THE TASK:
Using the data below, copy each line that includes the word "Закупка".

━━ GIVEN DATA ━━

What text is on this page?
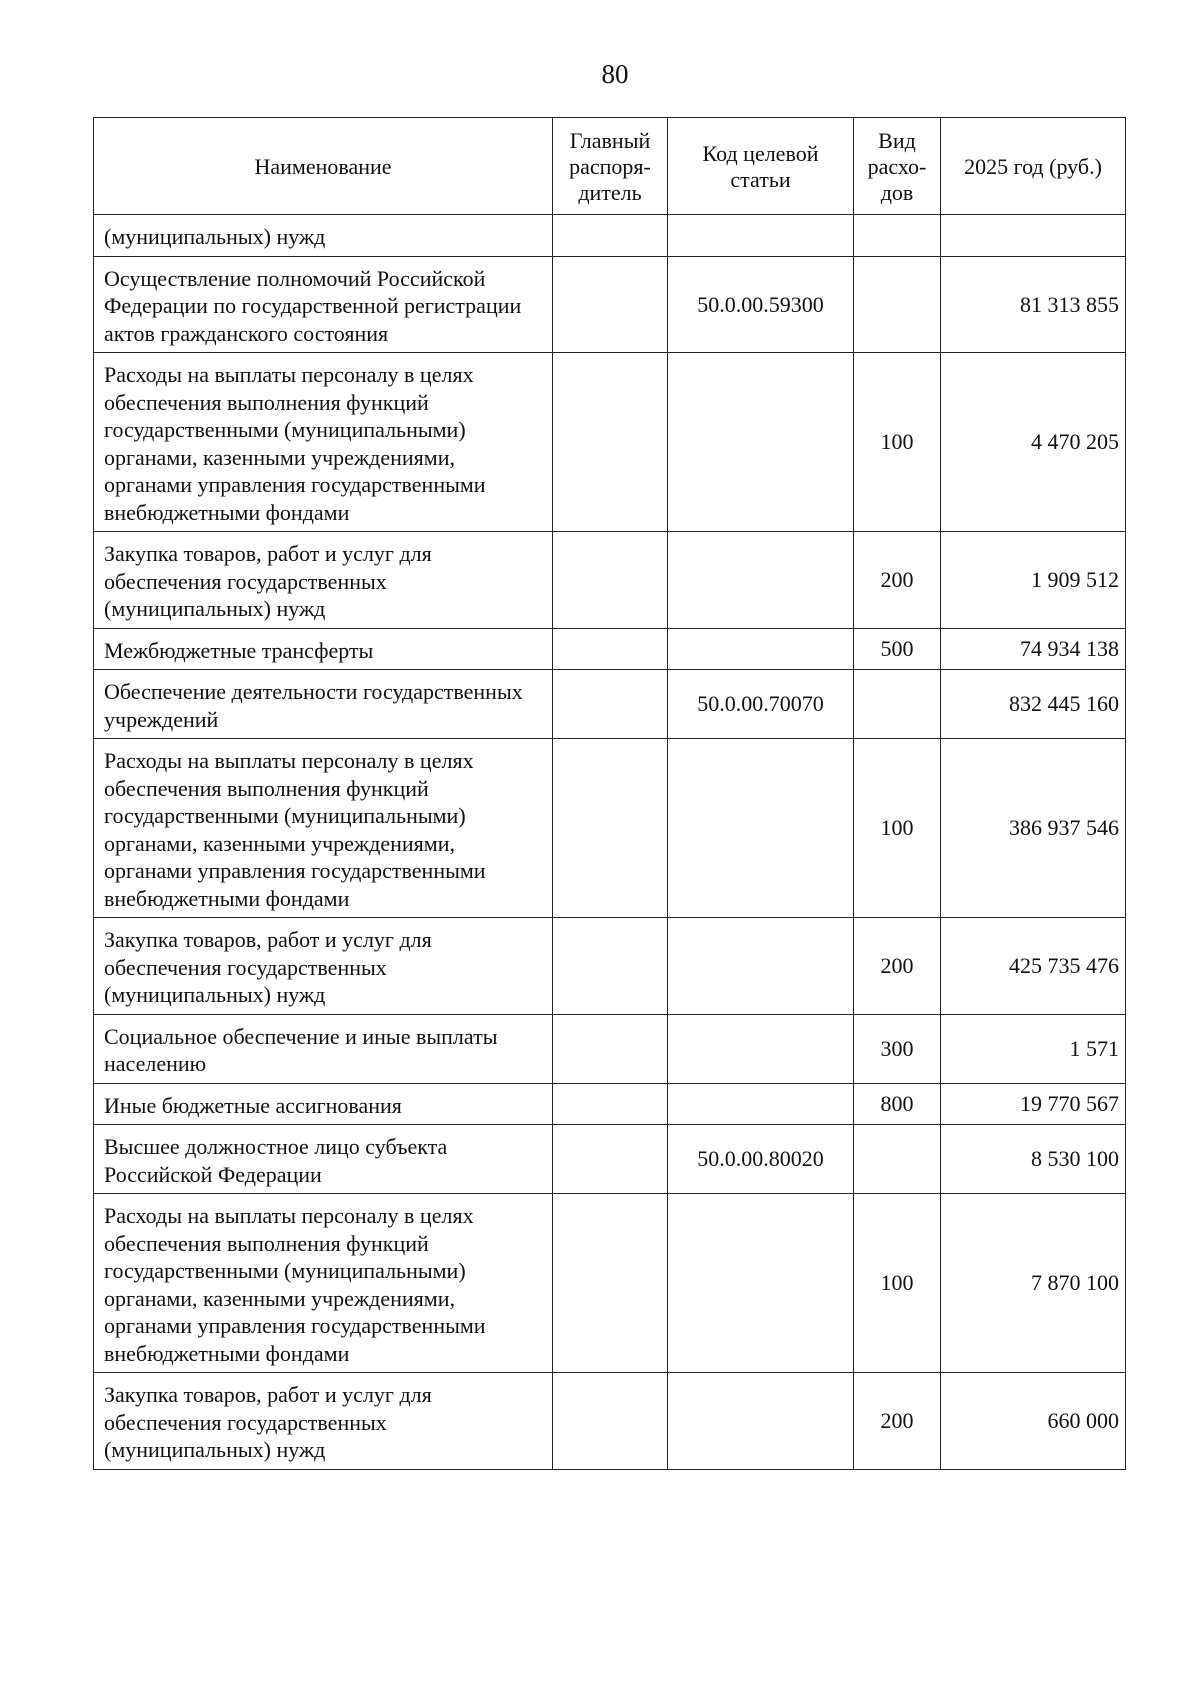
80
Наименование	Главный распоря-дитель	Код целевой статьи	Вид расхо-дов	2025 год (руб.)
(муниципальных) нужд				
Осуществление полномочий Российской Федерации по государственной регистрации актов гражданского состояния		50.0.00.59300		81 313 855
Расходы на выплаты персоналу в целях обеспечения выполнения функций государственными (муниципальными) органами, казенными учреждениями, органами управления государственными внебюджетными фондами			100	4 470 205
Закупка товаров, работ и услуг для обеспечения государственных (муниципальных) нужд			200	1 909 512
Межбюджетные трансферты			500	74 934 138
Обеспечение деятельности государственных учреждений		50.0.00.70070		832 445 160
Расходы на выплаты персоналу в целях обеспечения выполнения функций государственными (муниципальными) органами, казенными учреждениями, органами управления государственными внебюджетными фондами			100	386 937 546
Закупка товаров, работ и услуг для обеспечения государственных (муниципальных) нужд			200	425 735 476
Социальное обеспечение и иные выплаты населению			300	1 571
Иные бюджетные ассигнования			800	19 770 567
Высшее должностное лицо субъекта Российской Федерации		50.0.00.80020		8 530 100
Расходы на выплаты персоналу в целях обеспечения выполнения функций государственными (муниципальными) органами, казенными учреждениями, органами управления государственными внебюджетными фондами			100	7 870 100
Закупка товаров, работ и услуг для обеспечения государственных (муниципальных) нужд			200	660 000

━━━

WRITTEN ANSWER:
Закупка товаров, работ и услуг для обеспечения государственных (муниципальных) нужд			200	1 909 512
Закупка товаров, работ и услуг для обеспечения государственных (муниципальных) нужд			200	425 735 476
Закупка товаров, работ и услуг для обеспечения государственных (муниципальных) нужд			200	660 000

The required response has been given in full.